## Start Record set

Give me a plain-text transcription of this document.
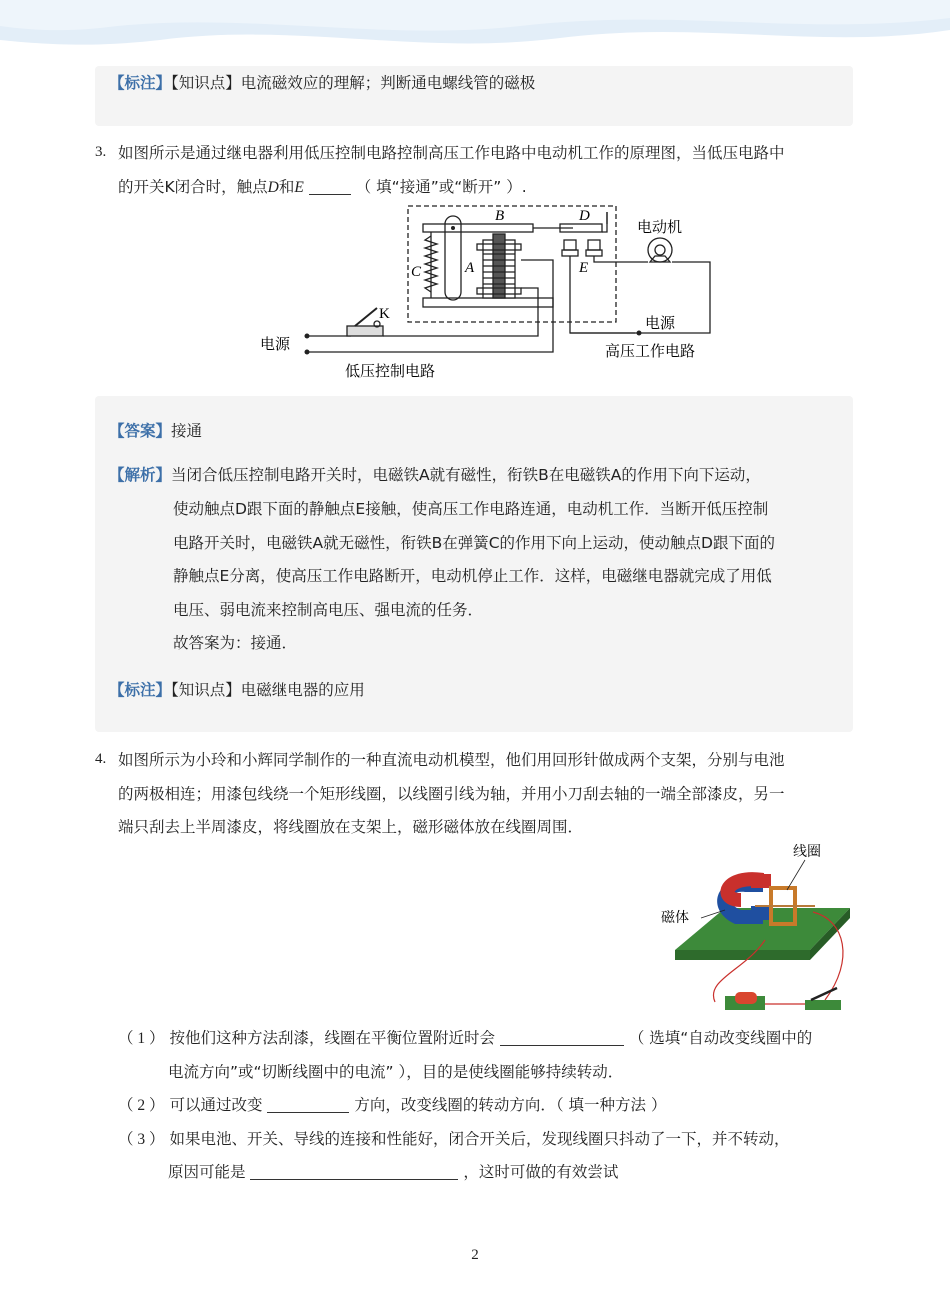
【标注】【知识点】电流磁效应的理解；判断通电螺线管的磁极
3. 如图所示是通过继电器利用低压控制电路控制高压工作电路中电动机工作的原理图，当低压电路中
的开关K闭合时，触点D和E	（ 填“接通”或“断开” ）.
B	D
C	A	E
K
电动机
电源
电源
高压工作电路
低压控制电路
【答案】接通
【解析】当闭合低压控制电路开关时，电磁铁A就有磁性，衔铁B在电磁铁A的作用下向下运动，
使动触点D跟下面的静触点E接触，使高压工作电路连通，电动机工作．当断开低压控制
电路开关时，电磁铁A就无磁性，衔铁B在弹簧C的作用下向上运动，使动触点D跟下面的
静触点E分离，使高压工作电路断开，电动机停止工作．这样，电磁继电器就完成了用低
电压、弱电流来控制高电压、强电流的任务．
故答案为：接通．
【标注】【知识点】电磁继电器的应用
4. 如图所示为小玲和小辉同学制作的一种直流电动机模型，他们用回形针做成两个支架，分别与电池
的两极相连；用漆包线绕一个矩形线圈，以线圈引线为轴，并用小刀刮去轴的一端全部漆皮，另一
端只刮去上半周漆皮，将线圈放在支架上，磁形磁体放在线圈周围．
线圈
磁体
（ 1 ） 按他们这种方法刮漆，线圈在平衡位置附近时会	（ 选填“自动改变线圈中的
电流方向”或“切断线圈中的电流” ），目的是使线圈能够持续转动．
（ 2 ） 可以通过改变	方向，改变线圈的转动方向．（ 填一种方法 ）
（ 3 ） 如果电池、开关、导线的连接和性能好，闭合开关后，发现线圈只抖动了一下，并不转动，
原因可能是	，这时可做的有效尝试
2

## End Record set

• [Given problem]: Copy the entries exactly. Leave out the images.

• [Answer in full]:
Give me a plain-text transcription of this document.
【标注】【知识点】电流磁效应的理解；判断通电螺线管的磁极
3. 如图所示是通过继电器利用低压控制电路控制高压工作电路中电动机工作的原理图，当低压电路中
的开关K闭合时，触点D和E	（ 填“接通”或“断开” ）.
B	D
C	A	E
K
电动机
电源
电源
高压工作电路
低压控制电路
【答案】接通
【解析】当闭合低压控制电路开关时，电磁铁A就有磁性，衔铁B在电磁铁A的作用下向下运动，
使动触点D跟下面的静触点E接触，使高压工作电路连通，电动机工作．当断开低压控制
电路开关时，电磁铁A就无磁性，衔铁B在弹簧C的作用下向上运动，使动触点D跟下面的
静触点E分离，使高压工作电路断开，电动机停止工作．这样，电磁继电器就完成了用低
电压、弱电流来控制高电压、强电流的任务．
故答案为：接通．
【标注】【知识点】电磁继电器的应用
4. 如图所示为小玲和小辉同学制作的一种直流电动机模型，他们用回形针做成两个支架，分别与电池
的两极相连；用漆包线绕一个矩形线圈，以线圈引线为轴，并用小刀刮去轴的一端全部漆皮，另一
端只刮去上半周漆皮，将线圈放在支架上，磁形磁体放在线圈周围．
线圈
磁体
（ 1 ） 按他们这种方法刮漆，线圈在平衡位置附近时会	（ 选填“自动改变线圈中的
电流方向”或“切断线圈中的电流” ），目的是使线圈能够持续转动．
（ 2 ） 可以通过改变	方向，改变线圈的转动方向．（ 填一种方法 ）
（ 3 ） 如果电池、开关、导线的连接和性能好，闭合开关后，发现线圈只抖动了一下，并不转动，
原因可能是	，这时可做的有效尝试
2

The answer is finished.